* WHAT IS REQUIRED: Keep only the lines of the listing that include the word "gröna", and copy them.

(begin)

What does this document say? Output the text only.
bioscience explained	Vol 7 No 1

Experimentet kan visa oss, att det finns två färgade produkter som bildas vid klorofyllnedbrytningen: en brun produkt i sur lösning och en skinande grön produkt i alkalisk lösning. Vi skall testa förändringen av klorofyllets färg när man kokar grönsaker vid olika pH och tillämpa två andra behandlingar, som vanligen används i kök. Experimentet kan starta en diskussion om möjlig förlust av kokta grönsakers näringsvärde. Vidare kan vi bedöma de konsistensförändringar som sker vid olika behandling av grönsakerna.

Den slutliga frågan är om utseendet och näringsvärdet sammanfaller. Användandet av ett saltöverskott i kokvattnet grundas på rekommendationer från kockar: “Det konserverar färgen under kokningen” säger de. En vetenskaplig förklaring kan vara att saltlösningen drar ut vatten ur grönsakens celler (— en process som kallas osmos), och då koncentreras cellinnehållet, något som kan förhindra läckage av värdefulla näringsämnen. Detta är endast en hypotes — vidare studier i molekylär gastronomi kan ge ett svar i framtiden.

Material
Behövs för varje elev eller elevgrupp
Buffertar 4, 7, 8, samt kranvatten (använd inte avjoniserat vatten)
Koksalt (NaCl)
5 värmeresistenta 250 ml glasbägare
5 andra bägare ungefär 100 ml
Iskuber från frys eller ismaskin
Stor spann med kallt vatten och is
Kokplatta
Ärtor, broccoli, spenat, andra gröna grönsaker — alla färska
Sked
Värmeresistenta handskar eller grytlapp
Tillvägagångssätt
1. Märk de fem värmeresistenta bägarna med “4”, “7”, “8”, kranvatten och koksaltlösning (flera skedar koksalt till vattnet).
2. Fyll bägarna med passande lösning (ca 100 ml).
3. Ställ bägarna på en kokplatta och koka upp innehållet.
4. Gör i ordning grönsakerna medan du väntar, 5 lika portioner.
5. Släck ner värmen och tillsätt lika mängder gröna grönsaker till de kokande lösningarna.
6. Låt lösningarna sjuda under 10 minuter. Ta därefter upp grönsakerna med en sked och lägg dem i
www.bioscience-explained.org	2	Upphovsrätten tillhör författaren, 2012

(end)
(begin)

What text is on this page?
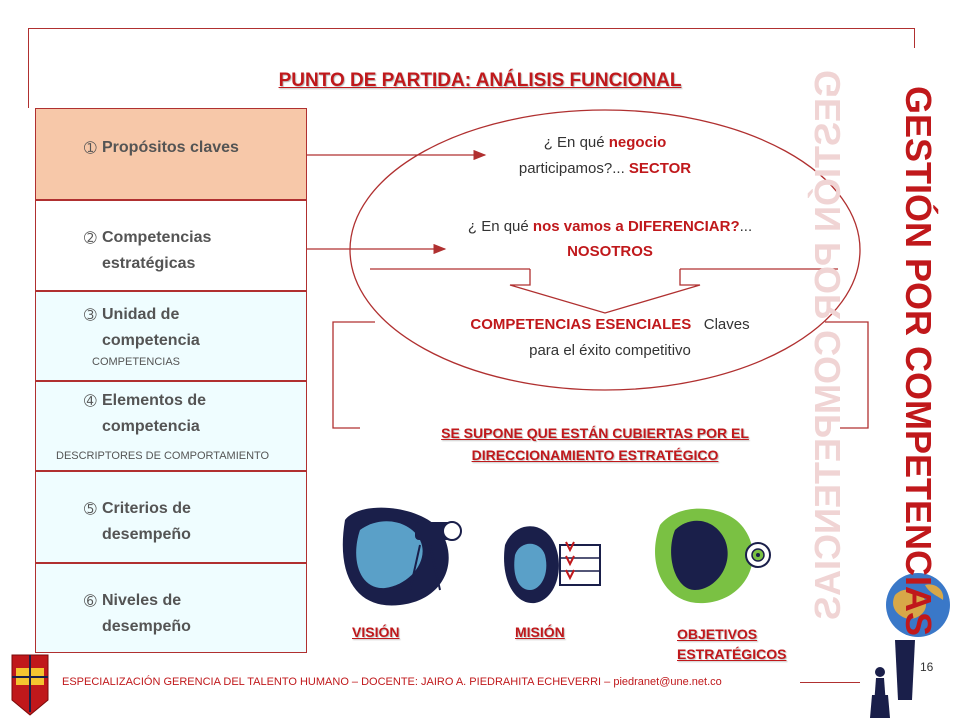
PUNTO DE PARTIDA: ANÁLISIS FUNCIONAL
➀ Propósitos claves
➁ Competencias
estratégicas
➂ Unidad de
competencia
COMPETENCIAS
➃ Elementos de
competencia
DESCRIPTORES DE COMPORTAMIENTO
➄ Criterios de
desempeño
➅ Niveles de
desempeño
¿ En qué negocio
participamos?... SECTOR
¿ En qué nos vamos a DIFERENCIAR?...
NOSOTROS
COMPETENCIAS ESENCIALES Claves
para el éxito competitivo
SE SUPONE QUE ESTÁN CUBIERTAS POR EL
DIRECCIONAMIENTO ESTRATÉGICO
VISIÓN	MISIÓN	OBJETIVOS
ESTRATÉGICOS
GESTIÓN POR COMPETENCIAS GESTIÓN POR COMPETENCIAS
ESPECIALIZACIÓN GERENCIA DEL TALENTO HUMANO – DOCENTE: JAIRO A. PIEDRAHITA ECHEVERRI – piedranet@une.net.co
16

(end)

* EXERCISE OUTPUT:
Ärtor, broccoli, spenat, andra gröna grönsaker — alla färska
5. Släck ner värmen och tillsätt lika mängder gröna grönsaker till de kokande lösningarna.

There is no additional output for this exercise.